◆ Problem to work on
Pick out the lines containing "JSON".

◆ Recorded data
------------------------------------------------
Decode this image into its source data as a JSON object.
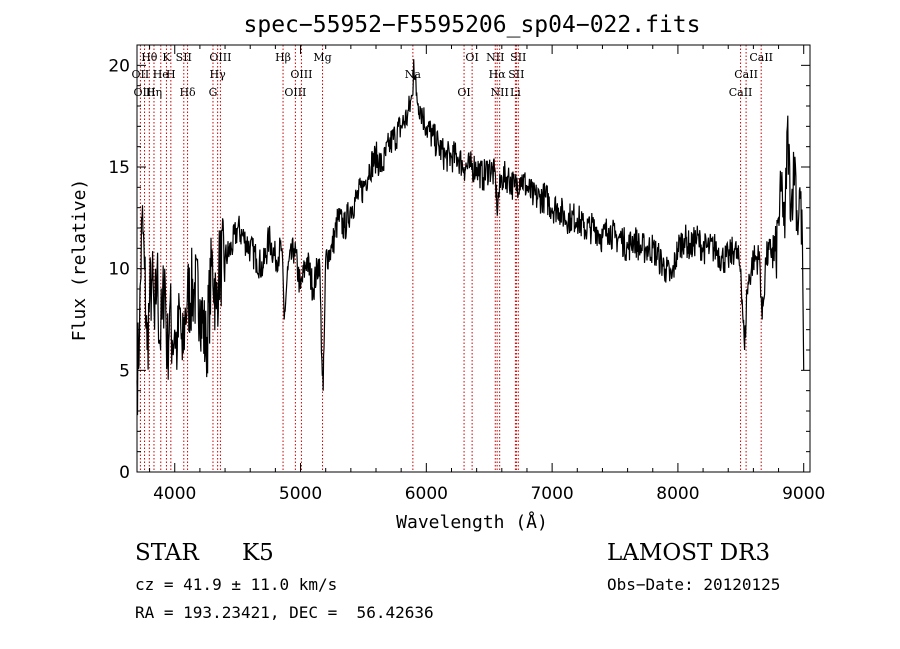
{
  "chart_data": {
    "type": "line",
    "title": "spec−55952−F5595206_sp04−022.fits",
    "xlabel": "Wavelength (Å)",
    "ylabel": "Flux (relative)",
    "xlim": [
      3700,
      9050
    ],
    "ylim": [
      0,
      21
    ],
    "xticks": [
      4000,
      5000,
      6000,
      7000,
      8000,
      9000
    ],
    "yticks": [
      0,
      5,
      10,
      15,
      20
    ],
    "grid": false,
    "series": [
      {
        "x": [
          3700,
          3720,
          3740,
          3760,
          3780,
          3800,
          3820,
          3840,
          3860,
          3880,
          3900,
          3920,
          3940,
          3960,
          3980,
          4000,
          4020,
          4040,
          4060,
          4080,
          4100,
          4150,
          4200,
          4250,
          4300,
          4330,
          4350,
          4400,
          4450,
          4500,
          4550,
          4600,
          4650,
          4700,
          4750,
          4800,
          4850,
          4870,
          4900,
          4950,
          5000,
          5050,
          5100,
          5150,
          5170,
          5180,
          5190,
          5200,
          5250,
          5300,
          5350,
          5400,
          5450,
          5500,
          5550,
          5600,
          5650,
          5700,
          5750,
          5800,
          5850,
          5890,
          5900,
          5920,
          5950,
          6000,
          6050,
          6100,
          6150,
          6200,
          6250,
          6300,
          6350,
          6400,
          6450,
          6500,
          6550,
          6560,
          6600,
          6650,
          6700,
          6750,
          6800,
          6850,
          6900,
          6950,
          7000,
          7050,
          7100,
          7150,
          7200,
          7250,
          7300,
          7350,
          7400,
          7450,
          7500,
          7550,
          7600,
          7650,
          7700,
          7750,
          7800,
          7850,
          7900,
          7950,
          8000,
          8050,
          8100,
          8150,
          8200,
          8250,
          8300,
          8350,
          8400,
          8450,
          8500,
          8530,
          8550,
          8600,
          8650,
          8670,
          8700,
          8750,
          8780,
          8800,
          8830,
          8850,
          8870,
          8900,
          8930,
          8950,
          8970,
          8990,
          9000
        ],
        "values": [
          4.5,
          7.0,
          12.5,
          10.0,
          6.0,
          8.5,
          9.5,
          7.0,
          10.0,
          6.5,
          7.5,
          10.0,
          5.5,
          8.0,
          6.5,
          7.0,
          6.0,
          8.0,
          5.5,
          7.5,
          8.5,
          9.0,
          8.5,
          6.0,
          10.5,
          8.0,
          10.0,
          10.5,
          11.0,
          12.0,
          11.5,
          11.0,
          10.5,
          10.0,
          11.5,
          10.5,
          11.0,
          7.5,
          10.0,
          11.0,
          9.0,
          10.5,
          9.0,
          10.5,
          5.5,
          4.0,
          7.0,
          10.5,
          11.0,
          12.5,
          12.0,
          13.0,
          13.5,
          14.0,
          15.0,
          15.5,
          15.0,
          16.0,
          16.5,
          17.0,
          17.5,
          18.5,
          20.3,
          18.5,
          18.0,
          17.0,
          16.5,
          16.0,
          15.5,
          15.5,
          15.5,
          15.0,
          15.0,
          15.0,
          14.5,
          15.0,
          14.5,
          13.0,
          14.5,
          14.5,
          14.0,
          14.5,
          14.0,
          13.5,
          13.5,
          13.5,
          13.0,
          13.0,
          12.5,
          12.5,
          12.5,
          12.0,
          12.0,
          12.0,
          11.5,
          12.0,
          11.5,
          11.5,
          11.0,
          11.5,
          11.0,
          11.0,
          11.0,
          10.5,
          10.0,
          9.5,
          11.0,
          11.5,
          11.0,
          11.5,
          11.0,
          11.0,
          11.0,
          10.5,
          10.5,
          11.0,
          10.0,
          6.0,
          9.0,
          10.5,
          10.5,
          7.5,
          10.5,
          11.0,
          10.5,
          12.5,
          14.0,
          11.5,
          17.0,
          13.0,
          15.5,
          12.0,
          14.0,
          11.0,
          5.0
        ]
      }
    ],
    "lines": [
      {
        "label": "Hθ",
        "x": 3798
      },
      {
        "label": "OII",
        "x": 3727
      },
      {
        "label": "OIII",
        "x": 3760
      },
      {
        "label": "K",
        "x": 3934
      },
      {
        "label": "He",
        "x": 3889
      },
      {
        "label": "Hη",
        "x": 3835
      },
      {
        "label": "SII",
        "x": 4072
      },
      {
        "label": "H",
        "x": 3969
      },
      {
        "label": "Hδ",
        "x": 4102
      },
      {
        "label": "OIII",
        "x": 4363
      },
      {
        "label": "Hγ",
        "x": 4341
      },
      {
        "label": "G",
        "x": 4304
      },
      {
        "label": "Hβ",
        "x": 4861
      },
      {
        "label": "OIII",
        "x": 5007
      },
      {
        "label": "OIII",
        "x": 4959
      },
      {
        "label": "Mg",
        "x": 5175
      },
      {
        "label": "Na",
        "x": 5893
      },
      {
        "label": "OI",
        "x": 6300
      },
      {
        "label": "OI",
        "x": 6364
      },
      {
        "label": "Hα",
        "x": 6563
      },
      {
        "label": "NII",
        "x": 6583
      },
      {
        "label": "NII",
        "x": 6548
      },
      {
        "label": "SII",
        "x": 6716
      },
      {
        "label": "Li",
        "x": 6708
      },
      {
        "label": "SII",
        "x": 6731
      },
      {
        "label": "CaII",
        "x": 8542
      },
      {
        "label": "CaII",
        "x": 8498
      },
      {
        "label": "CaII",
        "x": 8662
      }
    ]
  },
  "info": {
    "class": "STAR",
    "subclass": "K5",
    "survey": "LAMOST DR3",
    "cz": "cz = 41.9 ± 11.0 km/s",
    "obs_date": "Obs−Date: 20120125",
    "coords": "RA = 193.23421, DEC =  56.42636"
  }
}
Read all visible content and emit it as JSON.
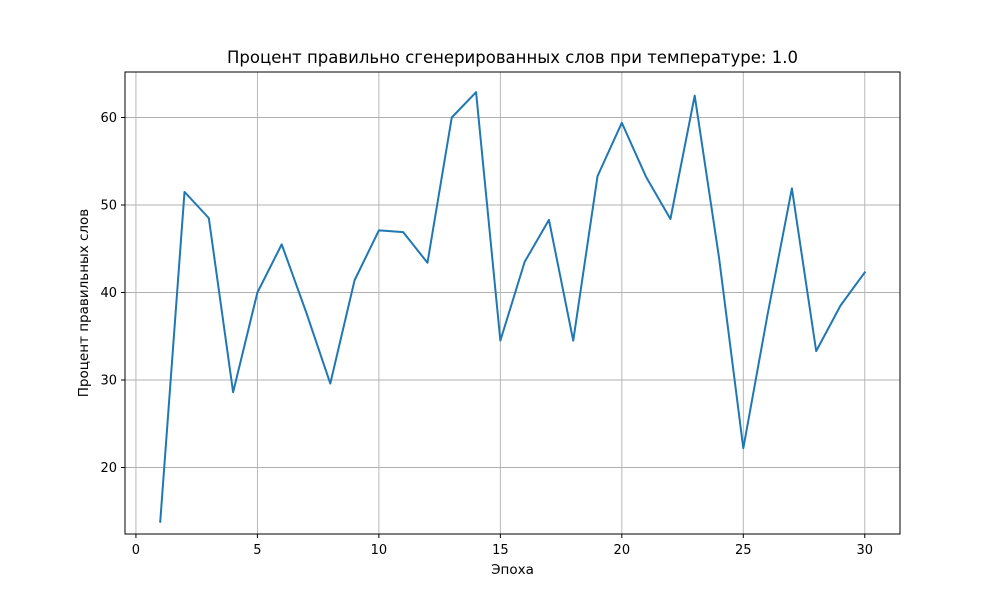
------------------------------------------------
◆ Answer to this exercise
Decode this image into its source data as a JSON object.
Read all visible content and emit it as JSON.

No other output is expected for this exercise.